-- Task brief --
Produce a word-for-word copy of the listing below without its pictures.

-- BEGIN Exercise material --

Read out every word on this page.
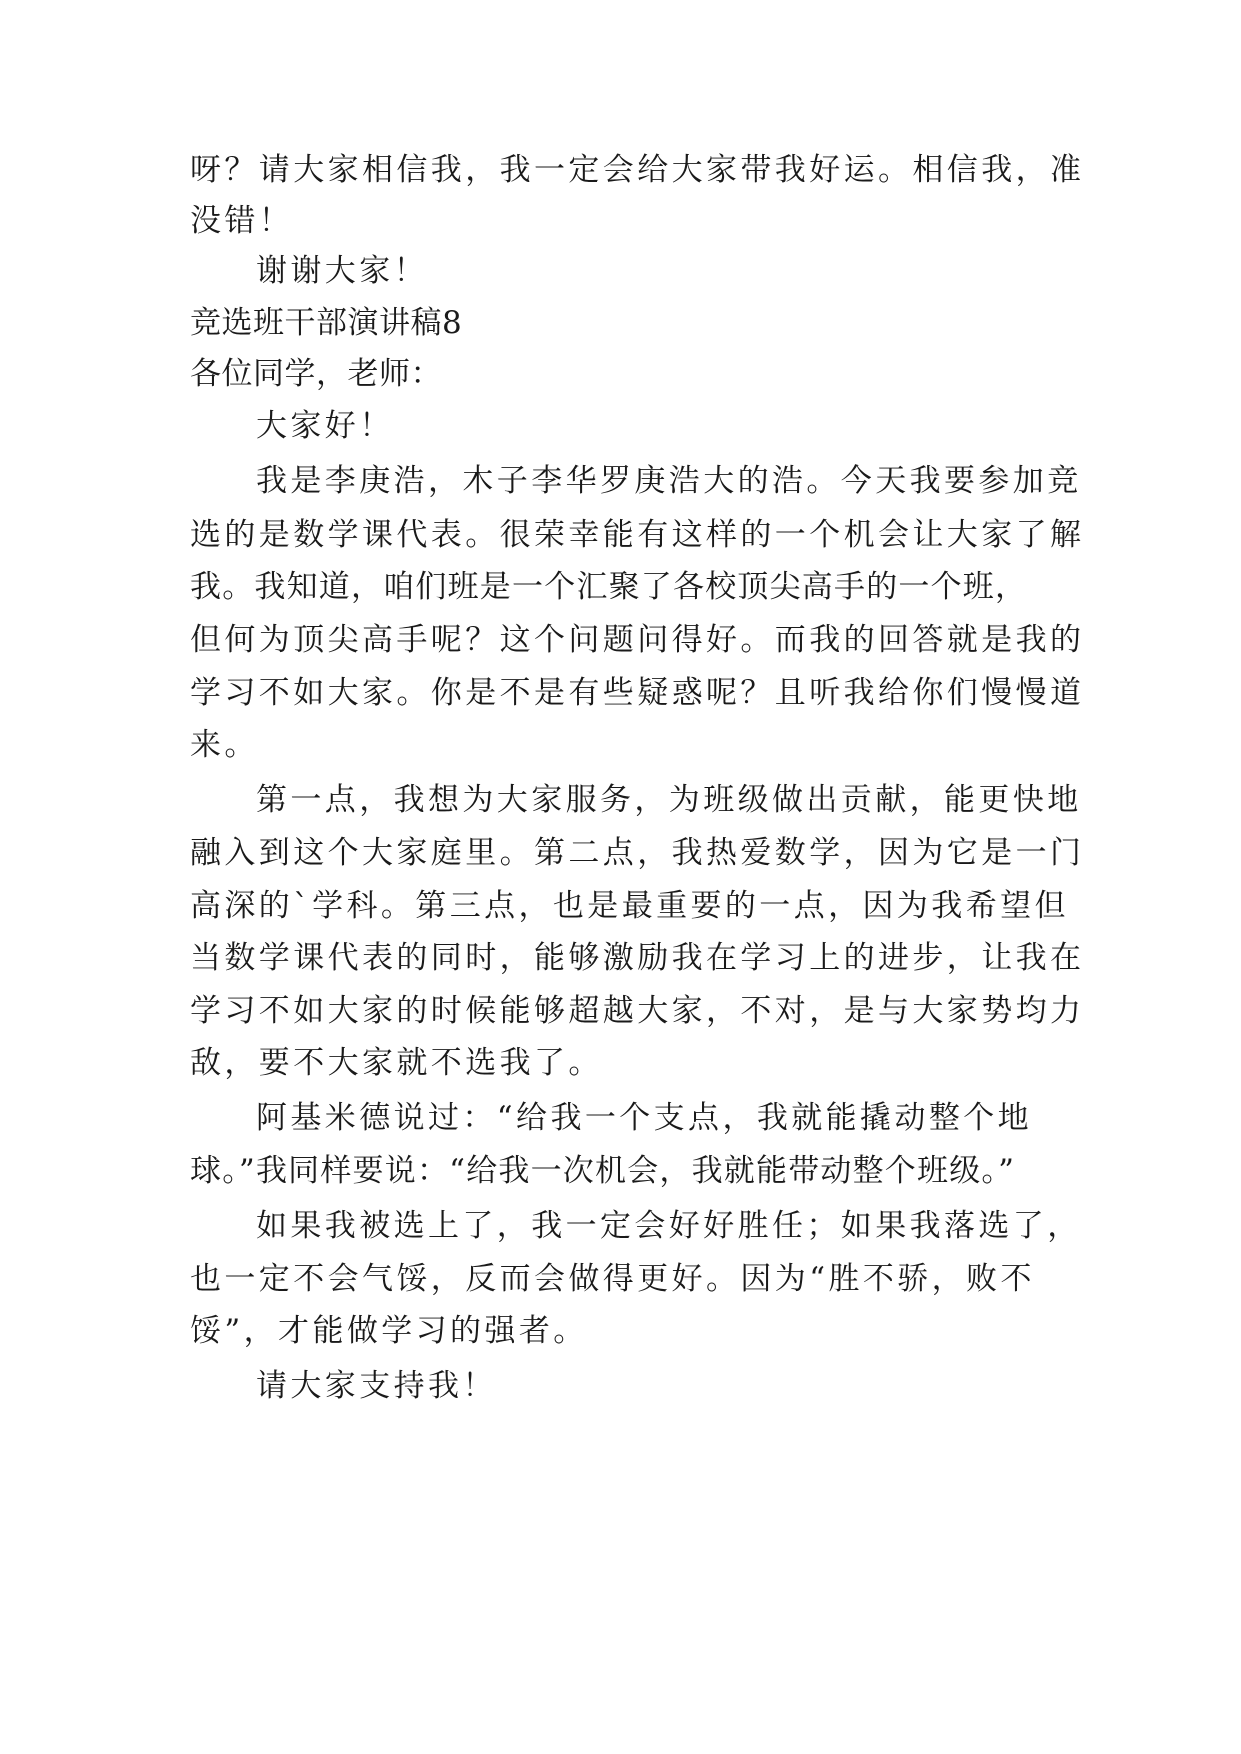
呀？请大家相信我，我一定会给大家带我好运。相信我，准
没错！
谢谢大家！
竞选班干部演讲稿8
各位同学，老师：
大家好！
我是李庚浩，木子李华罗庚浩大的浩。今天我要参加竞
选的是数学课代表。很荣幸能有这样的一个机会让大家了解
我。我知道，咱们班是一个汇聚了各校顶尖高手的一个班，
但何为顶尖高手呢？这个问题问得好。而我的回答就是我的
学习不如大家。你是不是有些疑惑呢？且听我给你们慢慢道
来。
第一点，我想为大家服务，为班级做出贡献，能更快地
融入到这个大家庭里。第二点，我热爱数学，因为它是一门
高深的`学科。第三点，也是最重要的一点，因为我希望但
当数学课代表的同时，能够激励我在学习上的进步，让我在
学习不如大家的时候能够超越大家，不对，是与大家势均力
敌，要不大家就不选我了。
阿基米德说过：“给我一个支点，我就能撬动整个地
球。”我同样要说：“给我一次机会，我就能带动整个班级。”
如果我被选上了，我一定会好好胜任；如果我落选了，
也一定不会气馁，反而会做得更好。因为“胜不骄，败不
馁”，才能做学习的强者。
请大家支持我！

-- END Exercise material --

-- Exercise response --
Read out every word on this page.
呀？请大家相信我，我一定会给大家带我好运。相信我，准
没错！
谢谢大家！
竞选班干部演讲稿8
各位同学，老师：
大家好！
我是李庚浩，木子李华罗庚浩大的浩。今天我要参加竞
选的是数学课代表。很荣幸能有这样的一个机会让大家了解
我。我知道，咱们班是一个汇聚了各校顶尖高手的一个班，
但何为顶尖高手呢？这个问题问得好。而我的回答就是我的
学习不如大家。你是不是有些疑惑呢？且听我给你们慢慢道
来。
第一点，我想为大家服务，为班级做出贡献，能更快地
融入到这个大家庭里。第二点，我热爱数学，因为它是一门
高深的`学科。第三点，也是最重要的一点，因为我希望但
当数学课代表的同时，能够激励我在学习上的进步，让我在
学习不如大家的时候能够超越大家，不对，是与大家势均力
敌，要不大家就不选我了。
阿基米德说过：“给我一个支点，我就能撬动整个地
球。”我同样要说：“给我一次机会，我就能带动整个班级。”
如果我被选上了，我一定会好好胜任；如果我落选了，
也一定不会气馁，反而会做得更好。因为“胜不骄，败不
馁”，才能做学习的强者。
请大家支持我！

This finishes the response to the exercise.